## Instructions to follow:
Copy out verbatim every line of the data below, from the very first line through the line containing "plot-area bbox=[0, 0, 863, 521]", with both of those lines included.
■ ■ ■ ■ ■ ■ ■
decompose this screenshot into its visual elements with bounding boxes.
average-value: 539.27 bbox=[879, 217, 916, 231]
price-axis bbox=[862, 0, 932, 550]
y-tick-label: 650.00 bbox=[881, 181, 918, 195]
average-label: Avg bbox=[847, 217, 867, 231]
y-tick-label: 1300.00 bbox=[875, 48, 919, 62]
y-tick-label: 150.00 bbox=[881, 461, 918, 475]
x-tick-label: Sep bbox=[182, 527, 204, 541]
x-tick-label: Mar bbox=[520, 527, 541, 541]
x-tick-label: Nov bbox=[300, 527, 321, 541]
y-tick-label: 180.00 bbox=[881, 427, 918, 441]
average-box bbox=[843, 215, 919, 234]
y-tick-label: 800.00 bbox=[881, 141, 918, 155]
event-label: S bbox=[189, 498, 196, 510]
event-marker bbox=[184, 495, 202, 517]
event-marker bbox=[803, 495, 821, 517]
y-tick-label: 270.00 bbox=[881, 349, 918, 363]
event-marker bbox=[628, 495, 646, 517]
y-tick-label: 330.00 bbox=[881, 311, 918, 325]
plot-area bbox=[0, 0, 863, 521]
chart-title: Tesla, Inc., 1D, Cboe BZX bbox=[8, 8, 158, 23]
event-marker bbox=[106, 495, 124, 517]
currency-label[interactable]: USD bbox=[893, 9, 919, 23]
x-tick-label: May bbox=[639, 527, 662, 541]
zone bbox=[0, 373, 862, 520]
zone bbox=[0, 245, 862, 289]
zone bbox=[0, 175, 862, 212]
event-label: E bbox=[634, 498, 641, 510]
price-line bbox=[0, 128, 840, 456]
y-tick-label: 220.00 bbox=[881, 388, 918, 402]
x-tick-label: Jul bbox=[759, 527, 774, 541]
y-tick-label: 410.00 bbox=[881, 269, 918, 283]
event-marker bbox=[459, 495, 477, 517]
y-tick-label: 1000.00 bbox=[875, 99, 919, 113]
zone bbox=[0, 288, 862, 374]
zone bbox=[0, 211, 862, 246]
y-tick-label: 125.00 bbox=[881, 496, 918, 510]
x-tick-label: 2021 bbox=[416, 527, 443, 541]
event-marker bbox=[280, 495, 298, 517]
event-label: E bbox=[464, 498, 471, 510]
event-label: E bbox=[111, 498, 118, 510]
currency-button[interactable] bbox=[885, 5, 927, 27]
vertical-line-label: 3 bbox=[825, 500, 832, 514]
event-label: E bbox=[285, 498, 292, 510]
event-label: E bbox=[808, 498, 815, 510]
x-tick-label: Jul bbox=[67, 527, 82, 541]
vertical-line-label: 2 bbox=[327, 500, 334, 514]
■ ■ ■ ■ ■ ■ ■
## Solution for this task:
decompose this screenshot into its visual elements with bounding boxes.
average-value: 539.27 bbox=[879, 217, 916, 231]
price-axis bbox=[862, 0, 932, 550]
y-tick-label: 650.00 bbox=[881, 181, 918, 195]
average-label: Avg bbox=[847, 217, 867, 231]
y-tick-label: 1300.00 bbox=[875, 48, 919, 62]
y-tick-label: 150.00 bbox=[881, 461, 918, 475]
x-tick-label: Sep bbox=[182, 527, 204, 541]
x-tick-label: Mar bbox=[520, 527, 541, 541]
x-tick-label: Nov bbox=[300, 527, 321, 541]
y-tick-label: 180.00 bbox=[881, 427, 918, 441]
average-box bbox=[843, 215, 919, 234]
y-tick-label: 800.00 bbox=[881, 141, 918, 155]
event-label: S bbox=[189, 498, 196, 510]
event-marker bbox=[184, 495, 202, 517]
event-marker bbox=[803, 495, 821, 517]
y-tick-label: 270.00 bbox=[881, 349, 918, 363]
event-marker bbox=[628, 495, 646, 517]
y-tick-label: 330.00 bbox=[881, 311, 918, 325]
plot-area bbox=[0, 0, 863, 521]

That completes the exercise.